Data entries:
───
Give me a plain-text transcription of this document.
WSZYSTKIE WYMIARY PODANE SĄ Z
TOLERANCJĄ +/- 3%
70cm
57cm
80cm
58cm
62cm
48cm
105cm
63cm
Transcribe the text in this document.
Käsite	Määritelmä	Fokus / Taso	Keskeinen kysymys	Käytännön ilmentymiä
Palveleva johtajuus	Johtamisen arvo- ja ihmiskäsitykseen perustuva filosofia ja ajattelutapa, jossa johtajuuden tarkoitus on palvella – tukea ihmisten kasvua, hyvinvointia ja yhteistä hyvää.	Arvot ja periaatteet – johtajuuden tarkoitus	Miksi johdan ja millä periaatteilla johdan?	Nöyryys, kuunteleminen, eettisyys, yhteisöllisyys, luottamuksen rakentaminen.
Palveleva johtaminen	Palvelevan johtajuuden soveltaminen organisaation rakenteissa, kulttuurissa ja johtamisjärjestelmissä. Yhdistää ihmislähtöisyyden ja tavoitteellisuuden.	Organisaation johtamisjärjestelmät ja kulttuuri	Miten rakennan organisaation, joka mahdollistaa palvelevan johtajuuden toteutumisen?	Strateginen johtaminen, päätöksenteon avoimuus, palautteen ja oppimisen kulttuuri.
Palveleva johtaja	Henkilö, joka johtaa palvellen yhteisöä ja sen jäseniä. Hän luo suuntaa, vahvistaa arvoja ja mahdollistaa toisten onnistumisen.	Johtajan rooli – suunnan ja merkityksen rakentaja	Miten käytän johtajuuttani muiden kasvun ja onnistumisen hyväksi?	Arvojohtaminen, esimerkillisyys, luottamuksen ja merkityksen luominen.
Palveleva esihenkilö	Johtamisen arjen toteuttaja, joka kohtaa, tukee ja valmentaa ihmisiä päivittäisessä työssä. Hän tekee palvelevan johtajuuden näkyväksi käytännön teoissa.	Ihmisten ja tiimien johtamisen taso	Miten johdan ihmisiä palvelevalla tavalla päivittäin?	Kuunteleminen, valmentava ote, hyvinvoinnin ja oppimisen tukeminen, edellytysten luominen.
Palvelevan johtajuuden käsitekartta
───
To do: Please return the data above exactly as given.

Answer below:
Give me a plain-text transcription of this document.
WSZYSTKIE WYMIARY PODANE SĄ Z
TOLERANCJĄ +/- 3%
70cm
57cm
80cm
58cm
62cm
48cm
105cm
63cm
Transcribe the text in this document.
Käsite	Määritelmä	Fokus / Taso	Keskeinen kysymys	Käytännön ilmentymiä
Palveleva johtajuus	Johtamisen arvo- ja ihmiskäsitykseen perustuva filosofia ja ajattelutapa, jossa johtajuuden tarkoitus on palvella – tukea ihmisten kasvua, hyvinvointia ja yhteistä hyvää.	Arvot ja periaatteet – johtajuuden tarkoitus	Miksi johdan ja millä periaatteilla johdan?	Nöyryys, kuunteleminen, eettisyys, yhteisöllisyys, luottamuksen rakentaminen.
Palveleva johtaminen	Palvelevan johtajuuden soveltaminen organisaation rakenteissa, kulttuurissa ja johtamisjärjestelmissä. Yhdistää ihmislähtöisyyden ja tavoitteellisuuden.	Organisaation johtamisjärjestelmät ja kulttuuri	Miten rakennan organisaation, joka mahdollistaa palvelevan johtajuuden toteutumisen?	Strateginen johtaminen, päätöksenteon avoimuus, palautteen ja oppimisen kulttuuri.
Palveleva johtaja	Henkilö, joka johtaa palvellen yhteisöä ja sen jäseniä. Hän luo suuntaa, vahvistaa arvoja ja mahdollistaa toisten onnistumisen.	Johtajan rooli – suunnan ja merkityksen rakentaja	Miten käytän johtajuuttani muiden kasvun ja onnistumisen hyväksi?	Arvojohtaminen, esimerkillisyys, luottamuksen ja merkityksen luominen.
Palveleva esihenkilö	Johtamisen arjen toteuttaja, joka kohtaa, tukee ja valmentaa ihmisiä päivittäisessä työssä. Hän tekee palvelevan johtajuuden näkyväksi käytännön teoissa.	Ihmisten ja tiimien johtamisen taso	Miten johdan ihmisiä palvelevalla tavalla päivittäin?	Kuunteleminen, valmentava ote, hyvinvoinnin ja oppimisen tukeminen, edellytysten luominen.
Palvelevan johtajuuden käsitekartta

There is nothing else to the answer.